━━ Entries supplied

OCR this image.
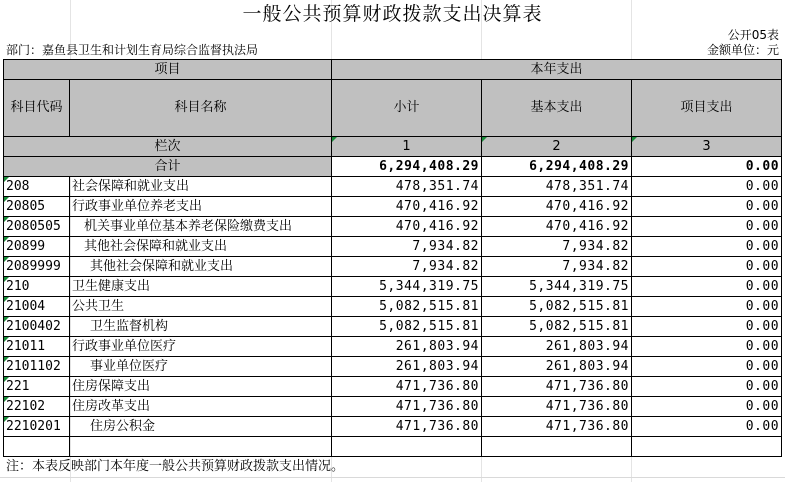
一般公共预算财政拨款支出决算表
公开05表
部门：嘉鱼县卫生和计划生育局综合监督执法局	金额单位：元
项目		本年支出		
科目代码	科目名称	小计	基本支出	项目支出
栏次		1	2	3
合计		6,294,408.29	6,294,408.29	0.00
208	社会保障和就业支出	478,351.74	478,351.74	0.00
20805	行政事业单位养老支出	470,416.92	470,416.92	0.00
2080505	机关事业单位基本养老保险缴费支出	470,416.92	470,416.92	0.00
20899	其他社会保障和就业支出	7,934.82	7,934.82	0.00
2089999	其他社会保障和就业支出	7,934.82	7,934.82	0.00
210	卫生健康支出	5,344,319.75	5,344,319.75	0.00
21004	公共卫生	5,082,515.81	5,082,515.81	0.00
2100402	卫生监督机构	5,082,515.81	5,082,515.81	0.00
21011	行政事业单位医疗	261,803.94	261,803.94	0.00
2101102	事业单位医疗	261,803.94	261,803.94	0.00
221	住房保障支出	471,736.80	471,736.80	0.00
22102	住房改革支出	471,736.80	471,736.80	0.00
2210201	住房公积金	471,736.80	471,736.80	0.00

注：本表反映部门本年度一般公共预算财政拨款支出情况。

━━━━

[Exercise brief] Transcribe the material exactly, leaving every picture out.

[Exercise response]
OCR this image.
一般公共预算财政拨款支出决算表
公开05表
部门：嘉鱼县卫生和计划生育局综合监督执法局	金额单位：元
项目		本年支出		
科目代码	科目名称	小计	基本支出	项目支出
栏次		1	2	3
合计		6,294,408.29	6,294,408.29	0.00
208	社会保障和就业支出	478,351.74	478,351.74	0.00
20805	行政事业单位养老支出	470,416.92	470,416.92	0.00
2080505	机关事业单位基本养老保险缴费支出	470,416.92	470,416.92	0.00
20899	其他社会保障和就业支出	7,934.82	7,934.82	0.00
2089999	其他社会保障和就业支出	7,934.82	7,934.82	0.00
210	卫生健康支出	5,344,319.75	5,344,319.75	0.00
21004	公共卫生	5,082,515.81	5,082,515.81	0.00
2100402	卫生监督机构	5,082,515.81	5,082,515.81	0.00
21011	行政事业单位医疗	261,803.94	261,803.94	0.00
2101102	事业单位医疗	261,803.94	261,803.94	0.00
221	住房保障支出	471,736.80	471,736.80	0.00
22102	住房改革支出	471,736.80	471,736.80	0.00
2210201	住房公积金	471,736.80	471,736.80	0.00

注：本表反映部门本年度一般公共预算财政拨款支出情况。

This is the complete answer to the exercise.